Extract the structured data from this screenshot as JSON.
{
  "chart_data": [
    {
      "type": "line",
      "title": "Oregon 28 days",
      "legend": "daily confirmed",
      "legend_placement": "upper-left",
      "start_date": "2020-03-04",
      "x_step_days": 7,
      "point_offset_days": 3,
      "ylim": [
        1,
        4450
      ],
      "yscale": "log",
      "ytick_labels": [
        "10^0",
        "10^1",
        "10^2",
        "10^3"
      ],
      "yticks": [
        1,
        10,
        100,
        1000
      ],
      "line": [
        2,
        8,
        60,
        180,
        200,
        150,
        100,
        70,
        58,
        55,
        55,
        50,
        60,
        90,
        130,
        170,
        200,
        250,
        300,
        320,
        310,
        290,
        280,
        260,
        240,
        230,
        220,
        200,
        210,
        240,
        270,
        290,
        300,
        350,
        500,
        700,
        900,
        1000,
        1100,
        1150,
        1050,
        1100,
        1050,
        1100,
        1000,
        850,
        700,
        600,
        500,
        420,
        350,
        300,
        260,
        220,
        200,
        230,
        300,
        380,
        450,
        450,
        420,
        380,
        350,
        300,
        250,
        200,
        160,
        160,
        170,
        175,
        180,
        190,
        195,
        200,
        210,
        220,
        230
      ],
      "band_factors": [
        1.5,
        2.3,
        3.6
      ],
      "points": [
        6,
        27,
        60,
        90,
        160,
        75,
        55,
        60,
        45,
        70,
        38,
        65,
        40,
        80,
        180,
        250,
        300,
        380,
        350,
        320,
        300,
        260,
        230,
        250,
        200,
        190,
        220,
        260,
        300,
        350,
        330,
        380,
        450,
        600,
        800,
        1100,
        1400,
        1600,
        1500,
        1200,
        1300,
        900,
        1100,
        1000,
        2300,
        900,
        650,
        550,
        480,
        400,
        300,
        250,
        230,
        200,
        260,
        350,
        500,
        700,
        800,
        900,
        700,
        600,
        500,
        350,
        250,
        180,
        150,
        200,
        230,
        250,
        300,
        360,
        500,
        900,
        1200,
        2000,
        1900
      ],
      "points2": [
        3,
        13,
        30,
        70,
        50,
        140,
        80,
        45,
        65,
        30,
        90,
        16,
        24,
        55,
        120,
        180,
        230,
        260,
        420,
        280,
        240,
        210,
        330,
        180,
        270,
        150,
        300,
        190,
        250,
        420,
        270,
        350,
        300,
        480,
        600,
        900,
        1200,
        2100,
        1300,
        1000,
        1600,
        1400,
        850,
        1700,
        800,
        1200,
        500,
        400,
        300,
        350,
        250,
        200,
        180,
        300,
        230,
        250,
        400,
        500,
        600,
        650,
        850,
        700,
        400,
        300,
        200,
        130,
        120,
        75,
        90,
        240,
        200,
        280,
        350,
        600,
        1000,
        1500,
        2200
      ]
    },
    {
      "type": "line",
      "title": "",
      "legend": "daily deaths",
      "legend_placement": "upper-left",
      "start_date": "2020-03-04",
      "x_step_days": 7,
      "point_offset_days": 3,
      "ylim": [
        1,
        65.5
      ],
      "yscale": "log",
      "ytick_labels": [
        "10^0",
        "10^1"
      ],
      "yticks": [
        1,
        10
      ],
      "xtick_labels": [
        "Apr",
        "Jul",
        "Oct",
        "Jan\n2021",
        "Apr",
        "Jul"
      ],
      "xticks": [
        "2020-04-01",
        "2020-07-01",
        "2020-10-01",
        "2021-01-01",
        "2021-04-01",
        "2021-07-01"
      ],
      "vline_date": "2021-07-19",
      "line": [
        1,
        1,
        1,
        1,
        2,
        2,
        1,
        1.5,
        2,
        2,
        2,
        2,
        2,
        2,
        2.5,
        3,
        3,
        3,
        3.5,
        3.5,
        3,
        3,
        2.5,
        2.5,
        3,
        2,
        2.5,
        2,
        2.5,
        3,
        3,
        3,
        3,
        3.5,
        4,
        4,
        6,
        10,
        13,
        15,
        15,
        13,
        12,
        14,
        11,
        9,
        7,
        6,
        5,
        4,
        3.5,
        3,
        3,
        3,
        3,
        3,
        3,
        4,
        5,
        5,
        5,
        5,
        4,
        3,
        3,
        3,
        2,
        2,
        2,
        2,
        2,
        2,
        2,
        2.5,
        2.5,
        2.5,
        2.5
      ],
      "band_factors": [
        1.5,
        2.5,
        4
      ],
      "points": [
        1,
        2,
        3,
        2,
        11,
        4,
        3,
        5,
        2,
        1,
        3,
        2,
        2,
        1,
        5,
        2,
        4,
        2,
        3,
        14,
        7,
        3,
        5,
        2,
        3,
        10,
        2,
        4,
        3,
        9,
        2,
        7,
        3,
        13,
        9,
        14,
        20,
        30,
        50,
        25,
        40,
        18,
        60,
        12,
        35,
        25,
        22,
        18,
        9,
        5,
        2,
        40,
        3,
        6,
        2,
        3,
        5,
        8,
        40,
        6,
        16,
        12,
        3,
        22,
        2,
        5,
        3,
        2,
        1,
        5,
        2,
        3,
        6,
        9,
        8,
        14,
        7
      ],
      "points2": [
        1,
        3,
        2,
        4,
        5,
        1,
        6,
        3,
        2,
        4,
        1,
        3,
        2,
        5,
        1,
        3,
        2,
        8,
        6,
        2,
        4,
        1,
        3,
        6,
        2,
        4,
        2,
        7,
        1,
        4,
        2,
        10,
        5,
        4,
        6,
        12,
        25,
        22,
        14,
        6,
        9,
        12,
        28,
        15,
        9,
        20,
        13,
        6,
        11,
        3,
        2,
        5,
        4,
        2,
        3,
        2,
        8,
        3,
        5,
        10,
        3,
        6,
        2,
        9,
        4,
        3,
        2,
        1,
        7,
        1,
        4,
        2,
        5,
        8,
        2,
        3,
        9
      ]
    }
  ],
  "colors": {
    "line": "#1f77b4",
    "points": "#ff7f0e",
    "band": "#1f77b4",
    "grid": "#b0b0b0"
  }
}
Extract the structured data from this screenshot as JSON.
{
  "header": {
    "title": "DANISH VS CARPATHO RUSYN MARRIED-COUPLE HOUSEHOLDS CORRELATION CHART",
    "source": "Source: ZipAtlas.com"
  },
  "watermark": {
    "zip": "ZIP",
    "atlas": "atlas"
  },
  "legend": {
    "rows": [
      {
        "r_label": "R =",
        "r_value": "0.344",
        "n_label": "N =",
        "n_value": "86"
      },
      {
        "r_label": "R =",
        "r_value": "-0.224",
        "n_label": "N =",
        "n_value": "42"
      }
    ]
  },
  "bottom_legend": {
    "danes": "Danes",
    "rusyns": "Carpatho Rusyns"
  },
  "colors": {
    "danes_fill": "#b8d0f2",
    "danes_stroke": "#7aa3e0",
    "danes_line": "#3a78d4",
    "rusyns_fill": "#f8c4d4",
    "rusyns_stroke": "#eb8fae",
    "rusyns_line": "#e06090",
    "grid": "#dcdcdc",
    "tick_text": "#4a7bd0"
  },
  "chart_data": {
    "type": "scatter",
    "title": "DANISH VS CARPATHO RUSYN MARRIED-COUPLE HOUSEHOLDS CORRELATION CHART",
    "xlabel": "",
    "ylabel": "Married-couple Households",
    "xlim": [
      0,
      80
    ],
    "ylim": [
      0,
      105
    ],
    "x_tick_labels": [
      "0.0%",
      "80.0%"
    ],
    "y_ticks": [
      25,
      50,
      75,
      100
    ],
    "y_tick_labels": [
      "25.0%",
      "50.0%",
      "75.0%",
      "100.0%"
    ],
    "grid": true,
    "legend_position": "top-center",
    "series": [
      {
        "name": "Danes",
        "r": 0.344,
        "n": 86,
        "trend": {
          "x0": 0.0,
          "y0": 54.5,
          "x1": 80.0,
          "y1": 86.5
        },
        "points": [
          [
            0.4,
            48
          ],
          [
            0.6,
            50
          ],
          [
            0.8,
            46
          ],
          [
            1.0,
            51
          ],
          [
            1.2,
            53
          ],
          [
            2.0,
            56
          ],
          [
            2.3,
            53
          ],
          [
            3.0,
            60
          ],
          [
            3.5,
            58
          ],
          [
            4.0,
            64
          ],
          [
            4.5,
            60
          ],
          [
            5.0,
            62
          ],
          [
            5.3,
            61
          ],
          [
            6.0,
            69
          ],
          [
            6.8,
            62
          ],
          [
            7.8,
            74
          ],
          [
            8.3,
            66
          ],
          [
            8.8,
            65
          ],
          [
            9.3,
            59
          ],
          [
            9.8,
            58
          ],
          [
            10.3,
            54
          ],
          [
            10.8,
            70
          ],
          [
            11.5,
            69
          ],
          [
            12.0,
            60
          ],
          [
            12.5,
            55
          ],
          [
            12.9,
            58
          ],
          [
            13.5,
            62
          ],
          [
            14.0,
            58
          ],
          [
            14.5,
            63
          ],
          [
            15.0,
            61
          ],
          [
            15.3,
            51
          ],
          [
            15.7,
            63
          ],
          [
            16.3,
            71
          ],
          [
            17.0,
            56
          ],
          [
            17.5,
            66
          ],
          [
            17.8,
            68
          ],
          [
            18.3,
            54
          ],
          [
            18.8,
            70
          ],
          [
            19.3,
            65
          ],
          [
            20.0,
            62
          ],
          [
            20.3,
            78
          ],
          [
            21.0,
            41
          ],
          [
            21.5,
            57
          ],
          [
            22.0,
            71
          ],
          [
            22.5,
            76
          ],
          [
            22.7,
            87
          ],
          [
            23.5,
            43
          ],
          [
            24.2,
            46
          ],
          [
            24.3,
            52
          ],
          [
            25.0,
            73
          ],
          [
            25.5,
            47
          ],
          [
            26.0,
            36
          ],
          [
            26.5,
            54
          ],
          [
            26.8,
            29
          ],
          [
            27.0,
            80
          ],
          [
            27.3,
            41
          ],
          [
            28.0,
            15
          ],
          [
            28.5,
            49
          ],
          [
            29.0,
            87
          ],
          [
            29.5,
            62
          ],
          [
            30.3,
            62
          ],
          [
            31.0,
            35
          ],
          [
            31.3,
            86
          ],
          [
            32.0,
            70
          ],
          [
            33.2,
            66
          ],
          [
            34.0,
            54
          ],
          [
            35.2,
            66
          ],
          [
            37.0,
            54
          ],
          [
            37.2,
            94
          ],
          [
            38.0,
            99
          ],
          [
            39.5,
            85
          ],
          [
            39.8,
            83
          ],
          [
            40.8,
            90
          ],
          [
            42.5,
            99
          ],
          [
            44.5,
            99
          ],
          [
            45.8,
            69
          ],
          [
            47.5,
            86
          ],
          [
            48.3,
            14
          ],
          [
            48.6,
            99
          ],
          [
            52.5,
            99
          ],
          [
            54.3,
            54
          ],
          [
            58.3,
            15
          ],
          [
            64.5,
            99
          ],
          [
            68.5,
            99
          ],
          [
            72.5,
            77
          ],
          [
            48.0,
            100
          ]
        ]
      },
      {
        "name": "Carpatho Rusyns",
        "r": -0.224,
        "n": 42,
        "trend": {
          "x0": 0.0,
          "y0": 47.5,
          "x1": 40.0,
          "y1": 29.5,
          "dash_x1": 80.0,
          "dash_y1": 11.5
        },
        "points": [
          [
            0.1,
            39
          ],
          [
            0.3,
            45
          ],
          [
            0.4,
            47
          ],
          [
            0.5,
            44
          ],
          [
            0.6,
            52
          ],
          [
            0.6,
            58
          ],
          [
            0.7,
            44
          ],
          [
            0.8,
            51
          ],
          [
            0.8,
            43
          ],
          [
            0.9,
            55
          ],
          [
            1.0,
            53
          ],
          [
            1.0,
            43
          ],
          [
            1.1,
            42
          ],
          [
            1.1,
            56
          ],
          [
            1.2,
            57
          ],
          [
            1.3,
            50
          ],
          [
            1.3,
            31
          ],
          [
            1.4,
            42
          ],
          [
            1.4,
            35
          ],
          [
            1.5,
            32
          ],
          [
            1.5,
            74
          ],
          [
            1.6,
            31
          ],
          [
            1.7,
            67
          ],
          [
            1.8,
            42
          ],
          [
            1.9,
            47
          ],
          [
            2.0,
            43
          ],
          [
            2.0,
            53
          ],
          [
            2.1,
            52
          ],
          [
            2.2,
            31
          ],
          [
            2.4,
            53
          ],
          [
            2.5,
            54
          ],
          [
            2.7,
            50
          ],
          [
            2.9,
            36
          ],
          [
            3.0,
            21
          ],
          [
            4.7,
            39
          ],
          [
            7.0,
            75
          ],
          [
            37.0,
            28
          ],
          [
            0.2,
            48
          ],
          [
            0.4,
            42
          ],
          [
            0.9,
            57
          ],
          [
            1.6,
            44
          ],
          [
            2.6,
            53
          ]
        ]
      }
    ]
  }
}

§ §

Task instructions: Copy all lines from the material that include "title".

Task result:
      "title": "Oregon 28 days",
      "title": "",
    "title": "DANISH VS CARPATHO RUSYN MARRIED-COUPLE HOUSEHOLDS CORRELATION CHART",
    "title": "DANISH VS CARPATHO RUSYN MARRIED-COUPLE HOUSEHOLDS CORRELATION CHART",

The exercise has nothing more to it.